• **Requests**:
1. Repeat the passage on parental relocation from "(4) Whether there" up to and including "the community. Id.".
2. Answer these about the passage on parental relocation:
(a) After an objection is made, who has the burden to establish that the proposed relocation is made in good faith and for a legitimate reason?
(b) What is the first factor the trial court must take into account when considering a proposed relocation?
(c) Which section of the Indiana Code sets out the factors applicable in an initial custody determination?

• **Text section**:
-------
Best v. Best, 941 N.E.2d 499, 502 (Ind. 2011).
1. Relocation
[24] Under certain circumstances, such as those in the present case, a parent intending to move residences must file a notice of that intention. See IND. CODE § 31-17-2.2-1. When a parent files a notice of intent to relocate, the nonrelocating parent may object by moving to modify custody or to prevent the childs relocation. I.C. § 31-17-2.2-5(a). When an objection is made, the relocating parent has the burden to establish that the proposed relocation is made in good faith and for a legitimate reason. See I.C. § 31-17-2.2-5(e). If that burden is met, the burden then shifts to the nonrelocating parent to show that the proposed relocation is not in the best interests of the child. See I.C. § 31-17-2.2-5(f).
[25] In considering the proposed relocation, the trial court must take into account the following factors:
(1) The distance involved in the proposed change of residence.
(2) The hardship and expense involved for the nonrelocating individual to exercise parenting time[.]
(3) The feasibility of preserving the relationship between the nonrelocating individual and the child through suitable parenting time ․ arrangements, including consideration of the financial circumstances of the parties.
(4) Whether there is an established pattern of conduct by the relocating individual, including actions by the relocating individual to either promote or thwart a nonrelocating individuals contact with the child.
(5) The reasons provided by the:
(A) relocating individual for seeking relocation; and
(B) nonrelocating parent for opposing the relocation of the child.
(6) Other factors affecting the best interest of the child.
I.C. § 31-17-2.2-1(c); Lynn v. Freeman, 157 N.E.3d 17, 26 (Ind. Ct. App. 2020). The reference to other factors includes those factors applicable in an initial custody determination as set out in INDIANA CODE § 31-17-2-8. Lynn, 157 N.E.3d at 26. Those factors include the childs age and sex; the childs relationship with parents, siblings, and others; and the childs adjustment to home, school, and the community. Id.
-------
• **Provided records**:
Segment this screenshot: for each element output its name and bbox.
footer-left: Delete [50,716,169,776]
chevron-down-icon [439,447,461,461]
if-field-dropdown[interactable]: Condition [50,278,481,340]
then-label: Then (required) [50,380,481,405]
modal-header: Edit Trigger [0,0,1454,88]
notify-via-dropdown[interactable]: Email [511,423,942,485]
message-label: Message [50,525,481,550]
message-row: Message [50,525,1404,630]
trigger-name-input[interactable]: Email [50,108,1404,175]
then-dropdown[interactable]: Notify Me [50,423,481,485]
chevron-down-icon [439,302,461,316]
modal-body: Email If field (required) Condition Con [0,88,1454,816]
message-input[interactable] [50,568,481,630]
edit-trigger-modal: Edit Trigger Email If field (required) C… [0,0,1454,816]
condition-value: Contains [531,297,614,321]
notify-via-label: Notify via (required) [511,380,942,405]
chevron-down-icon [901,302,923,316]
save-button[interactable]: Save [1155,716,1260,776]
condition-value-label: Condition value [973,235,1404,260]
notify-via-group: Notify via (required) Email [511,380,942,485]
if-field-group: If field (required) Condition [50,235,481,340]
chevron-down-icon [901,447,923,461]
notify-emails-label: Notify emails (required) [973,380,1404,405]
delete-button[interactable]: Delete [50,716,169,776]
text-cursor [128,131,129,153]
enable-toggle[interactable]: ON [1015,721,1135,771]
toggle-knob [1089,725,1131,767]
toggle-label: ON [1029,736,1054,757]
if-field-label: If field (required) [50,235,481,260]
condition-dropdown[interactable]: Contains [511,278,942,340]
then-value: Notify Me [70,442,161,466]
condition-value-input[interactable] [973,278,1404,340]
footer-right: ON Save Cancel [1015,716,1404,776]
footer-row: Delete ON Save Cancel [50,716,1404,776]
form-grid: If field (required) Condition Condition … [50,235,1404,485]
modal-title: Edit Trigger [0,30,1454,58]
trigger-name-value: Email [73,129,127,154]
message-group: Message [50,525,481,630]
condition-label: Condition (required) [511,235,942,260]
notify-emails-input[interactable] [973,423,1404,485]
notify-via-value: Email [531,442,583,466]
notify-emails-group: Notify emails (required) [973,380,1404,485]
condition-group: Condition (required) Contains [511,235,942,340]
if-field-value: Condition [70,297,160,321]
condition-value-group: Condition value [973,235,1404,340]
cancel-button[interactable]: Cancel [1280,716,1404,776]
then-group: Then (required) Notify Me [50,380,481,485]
-------
• **Task results**:
1.
(4) Whether there is an established pattern of conduct by the relocating individual, including actions by the relocating individual to either promote or thwart a nonrelocating individuals contact with the child.
(5) The reasons provided by the:
(A) relocating individual for seeking relocation; and
(B) nonrelocating parent for opposing the relocation of the child.
(6) Other factors affecting the best interest of the child.
I.C. § 31-17-2.2-1(c); Lynn v. Freeman, 157 N.E.3d 17, 26 (Ind. Ct. App. 2020). The reference to other factors includes those factors applicable in an initial custody determination as set out in INDIANA CODE § 31-17-2-8. Lynn, 157 N.E.3d at 26. Those factors include the childs age and sex; the childs relationship with parents, siblings, and others; and the childs adjustment to home, school, and the community. Id.

2.
(a) The relocating parent.
(b) The distance involved in the proposed change of residence.
(c) INDIANA CODE § 31-17-2-8.